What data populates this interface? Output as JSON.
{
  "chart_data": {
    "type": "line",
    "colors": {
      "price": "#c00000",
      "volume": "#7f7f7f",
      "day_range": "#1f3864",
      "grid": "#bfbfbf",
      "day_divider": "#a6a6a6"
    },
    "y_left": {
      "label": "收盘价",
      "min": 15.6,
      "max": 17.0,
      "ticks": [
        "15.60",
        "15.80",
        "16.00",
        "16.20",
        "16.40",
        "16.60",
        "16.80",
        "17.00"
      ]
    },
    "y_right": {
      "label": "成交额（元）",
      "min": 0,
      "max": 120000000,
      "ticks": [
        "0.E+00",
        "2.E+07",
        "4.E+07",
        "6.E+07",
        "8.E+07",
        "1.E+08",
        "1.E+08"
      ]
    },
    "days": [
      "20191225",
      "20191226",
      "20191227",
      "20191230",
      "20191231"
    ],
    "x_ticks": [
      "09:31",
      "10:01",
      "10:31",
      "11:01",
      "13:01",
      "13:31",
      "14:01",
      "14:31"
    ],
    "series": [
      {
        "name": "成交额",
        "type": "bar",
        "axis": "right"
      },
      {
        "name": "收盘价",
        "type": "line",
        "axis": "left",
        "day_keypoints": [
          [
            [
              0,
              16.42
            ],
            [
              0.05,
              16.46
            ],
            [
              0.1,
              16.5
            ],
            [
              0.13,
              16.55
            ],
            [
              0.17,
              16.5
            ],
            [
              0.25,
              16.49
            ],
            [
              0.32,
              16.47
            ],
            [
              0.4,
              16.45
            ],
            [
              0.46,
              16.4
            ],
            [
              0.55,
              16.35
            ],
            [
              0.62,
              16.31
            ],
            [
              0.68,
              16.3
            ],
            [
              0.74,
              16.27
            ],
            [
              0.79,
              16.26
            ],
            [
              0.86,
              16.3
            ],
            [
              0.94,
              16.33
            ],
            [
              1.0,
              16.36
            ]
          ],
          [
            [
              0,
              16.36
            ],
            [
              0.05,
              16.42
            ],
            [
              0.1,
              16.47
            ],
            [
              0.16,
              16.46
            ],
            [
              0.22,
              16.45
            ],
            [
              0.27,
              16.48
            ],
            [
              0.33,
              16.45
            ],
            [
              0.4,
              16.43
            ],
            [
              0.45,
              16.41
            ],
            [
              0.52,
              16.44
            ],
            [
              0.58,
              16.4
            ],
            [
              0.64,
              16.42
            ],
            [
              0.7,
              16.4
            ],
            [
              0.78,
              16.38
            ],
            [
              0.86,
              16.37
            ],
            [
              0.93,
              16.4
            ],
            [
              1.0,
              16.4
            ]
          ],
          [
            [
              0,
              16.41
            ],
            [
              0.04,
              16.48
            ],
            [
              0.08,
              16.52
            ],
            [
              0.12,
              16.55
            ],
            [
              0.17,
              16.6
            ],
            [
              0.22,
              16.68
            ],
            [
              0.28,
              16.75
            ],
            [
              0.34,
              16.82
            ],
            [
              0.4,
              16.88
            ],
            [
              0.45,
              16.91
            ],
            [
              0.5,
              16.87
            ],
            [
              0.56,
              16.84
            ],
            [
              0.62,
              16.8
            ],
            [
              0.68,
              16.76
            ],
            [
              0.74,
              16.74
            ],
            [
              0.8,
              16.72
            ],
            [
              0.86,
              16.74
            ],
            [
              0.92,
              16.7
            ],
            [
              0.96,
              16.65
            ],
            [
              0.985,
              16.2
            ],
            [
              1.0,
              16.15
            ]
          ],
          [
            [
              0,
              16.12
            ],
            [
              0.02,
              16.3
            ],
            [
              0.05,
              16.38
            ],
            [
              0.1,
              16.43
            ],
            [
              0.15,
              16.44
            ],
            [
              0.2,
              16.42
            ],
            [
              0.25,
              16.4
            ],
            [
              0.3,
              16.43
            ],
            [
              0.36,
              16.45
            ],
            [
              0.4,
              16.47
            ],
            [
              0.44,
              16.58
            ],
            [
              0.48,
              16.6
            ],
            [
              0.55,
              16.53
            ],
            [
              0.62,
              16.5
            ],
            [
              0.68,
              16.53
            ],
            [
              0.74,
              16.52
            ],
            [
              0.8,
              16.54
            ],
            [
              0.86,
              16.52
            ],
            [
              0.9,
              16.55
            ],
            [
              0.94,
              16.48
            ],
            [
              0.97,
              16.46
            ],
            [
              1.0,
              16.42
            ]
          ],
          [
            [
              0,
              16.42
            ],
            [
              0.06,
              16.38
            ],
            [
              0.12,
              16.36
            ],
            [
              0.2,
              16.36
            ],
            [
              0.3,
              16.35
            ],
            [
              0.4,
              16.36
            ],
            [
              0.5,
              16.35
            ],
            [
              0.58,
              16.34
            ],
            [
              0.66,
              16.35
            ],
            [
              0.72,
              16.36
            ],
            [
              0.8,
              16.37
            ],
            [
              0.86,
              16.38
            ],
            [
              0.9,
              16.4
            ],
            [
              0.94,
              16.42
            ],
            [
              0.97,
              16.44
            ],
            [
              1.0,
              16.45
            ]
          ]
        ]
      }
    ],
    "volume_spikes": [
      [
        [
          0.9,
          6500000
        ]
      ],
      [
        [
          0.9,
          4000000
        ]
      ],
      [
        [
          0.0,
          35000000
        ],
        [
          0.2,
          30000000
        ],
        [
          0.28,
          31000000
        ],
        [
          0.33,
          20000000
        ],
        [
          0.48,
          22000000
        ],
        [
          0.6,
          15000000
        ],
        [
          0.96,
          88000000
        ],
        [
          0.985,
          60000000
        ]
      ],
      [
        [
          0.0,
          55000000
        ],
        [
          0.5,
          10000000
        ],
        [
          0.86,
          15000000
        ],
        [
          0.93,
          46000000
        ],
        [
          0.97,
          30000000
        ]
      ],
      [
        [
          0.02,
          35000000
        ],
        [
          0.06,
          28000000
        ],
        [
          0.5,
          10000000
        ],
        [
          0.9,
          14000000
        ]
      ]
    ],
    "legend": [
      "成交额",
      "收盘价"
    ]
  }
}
§ §
• Work to do
Repeat the preceding lines exactly, please, every one of them.

• Result
What data populates this interface? Output as JSON.
{
  "chart_data": {
    "type": "line",
    "colors": {
      "price": "#c00000",
      "volume": "#7f7f7f",
      "day_range": "#1f3864",
      "grid": "#bfbfbf",
      "day_divider": "#a6a6a6"
    },
    "y_left": {
      "label": "收盘价",
      "min": 15.6,
      "max": 17.0,
      "ticks": [
        "15.60",
        "15.80",
        "16.00",
        "16.20",
        "16.40",
        "16.60",
        "16.80",
        "17.00"
      ]
    },
    "y_right": {
      "label": "成交额（元）",
      "min": 0,
      "max": 120000000,
      "ticks": [
        "0.E+00",
        "2.E+07",
        "4.E+07",
        "6.E+07",
        "8.E+07",
        "1.E+08",
        "1.E+08"
      ]
    },
    "days": [
      "20191225",
      "20191226",
      "20191227",
      "20191230",
      "20191231"
    ],
    "x_ticks": [
      "09:31",
      "10:01",
      "10:31",
      "11:01",
      "13:01",
      "13:31",
      "14:01",
      "14:31"
    ],
    "series": [
      {
        "name": "成交额",
        "type": "bar",
        "axis": "right"
      },
      {
        "name": "收盘价",
        "type": "line",
        "axis": "left",
        "day_keypoints": [
          [
            [
              0,
              16.42
            ],
            [
              0.05,
              16.46
            ],
            [
              0.1,
              16.5
            ],
            [
              0.13,
              16.55
            ],
            [
              0.17,
              16.5
            ],
            [
              0.25,
              16.49
            ],
            [
              0.32,
              16.47
            ],
            [
              0.4,
              16.45
            ],
            [
              0.46,
              16.4
            ],
            [
              0.55,
              16.35
            ],
            [
              0.62,
              16.31
            ],
            [
              0.68,
              16.3
            ],
            [
              0.74,
              16.27
            ],
            [
              0.79,
              16.26
            ],
            [
              0.86,
              16.3
            ],
            [
              0.94,
              16.33
            ],
            [
              1.0,
              16.36
            ]
          ],
          [
            [
              0,
              16.36
            ],
            [
              0.05,
              16.42
            ],
            [
              0.1,
              16.47
            ],
            [
              0.16,
              16.46
            ],
            [
              0.22,
              16.45
            ],
            [
              0.27,
              16.48
            ],
            [
              0.33,
              16.45
            ],
            [
              0.4,
              16.43
            ],
            [
              0.45,
              16.41
            ],
            [
              0.52,
              16.44
            ],
            [
              0.58,
              16.4
            ],
            [
              0.64,
              16.42
            ],
            [
              0.7,
              16.4
            ],
            [
              0.78,
              16.38
            ],
            [
              0.86,
              16.37
            ],
            [
              0.93,
              16.4
            ],
            [
              1.0,
              16.4
            ]
          ],
          [
            [
              0,
              16.41
            ],
            [
              0.04,
              16.48
            ],
            [
              0.08,
              16.52
            ],
            [
              0.12,
              16.55
            ],
            [
              0.17,
              16.6
            ],
            [
              0.22,
              16.68
            ],
            [
              0.28,
              16.75
            ],
            [
              0.34,
              16.82
            ],
            [
              0.4,
              16.88
            ],
            [
              0.45,
              16.91
            ],
            [
              0.5,
              16.87
            ],
            [
              0.56,
              16.84
            ],
            [
              0.62,
              16.8
            ],
            [
              0.68,
              16.76
            ],
            [
              0.74,
              16.74
            ],
            [
              0.8,
              16.72
            ],
            [
              0.86,
              16.74
            ],
            [
              0.92,
              16.7
            ],
            [
              0.96,
              16.65
            ],
            [
              0.985,
              16.2
            ],
            [
              1.0,
              16.15
            ]
          ],
          [
            [
              0,
              16.12
            ],
            [
              0.02,
              16.3
            ],
            [
              0.05,
              16.38
            ],
            [
              0.1,
              16.43
            ],
            [
              0.15,
              16.44
            ],
            [
              0.2,
              16.42
            ],
            [
              0.25,
              16.4
            ],
            [
              0.3,
              16.43
            ],
            [
              0.36,
              16.45
            ],
            [
              0.4,
              16.47
            ],
            [
              0.44,
              16.58
            ],
            [
              0.48,
              16.6
            ],
            [
              0.55,
              16.53
            ],
            [
              0.62,
              16.5
            ],
            [
              0.68,
              16.53
            ],
            [
              0.74,
              16.52
            ],
            [
              0.8,
              16.54
            ],
            [
              0.86,
              16.52
            ],
            [
              0.9,
              16.55
            ],
            [
              0.94,
              16.48
            ],
            [
              0.97,
              16.46
            ],
            [
              1.0,
              16.42
            ]
          ],
          [
            [
              0,
              16.42
            ],
            [
              0.06,
              16.38
            ],
            [
              0.12,
              16.36
            ],
            [
              0.2,
              16.36
            ],
            [
              0.3,
              16.35
            ],
            [
              0.4,
              16.36
            ],
            [
              0.5,
              16.35
            ],
            [
              0.58,
              16.34
            ],
            [
              0.66,
              16.35
            ],
            [
              0.72,
              16.36
            ],
            [
              0.8,
              16.37
            ],
            [
              0.86,
              16.38
            ],
            [
              0.9,
              16.4
            ],
            [
              0.94,
              16.42
            ],
            [
              0.97,
              16.44
            ],
            [
              1.0,
              16.45
            ]
          ]
        ]
      }
    ],
    "volume_spikes": [
      [
        [
          0.9,
          6500000
        ]
      ],
      [
        [
          0.9,
          4000000
        ]
      ],
      [
        [
          0.0,
          35000000
        ],
        [
          0.2,
          30000000
        ],
        [
          0.28,
          31000000
        ],
        [
          0.33,
          20000000
        ],
        [
          0.48,
          22000000
        ],
        [
          0.6,
          15000000
        ],
        [
          0.96,
          88000000
        ],
        [
          0.985,
          60000000
        ]
      ],
      [
        [
          0.0,
          55000000
        ],
        [
          0.5,
          10000000
        ],
        [
          0.86,
          15000000
        ],
        [
          0.93,
          46000000
        ],
        [
          0.97,
          30000000
        ]
      ],
      [
        [
          0.02,
          35000000
        ],
        [
          0.06,
          28000000
        ],
        [
          0.5,
          10000000
        ],
        [
          0.9,
          14000000
        ]
      ]
    ],
    "legend": [
      "成交额",
      "收盘价"
    ]
  }
}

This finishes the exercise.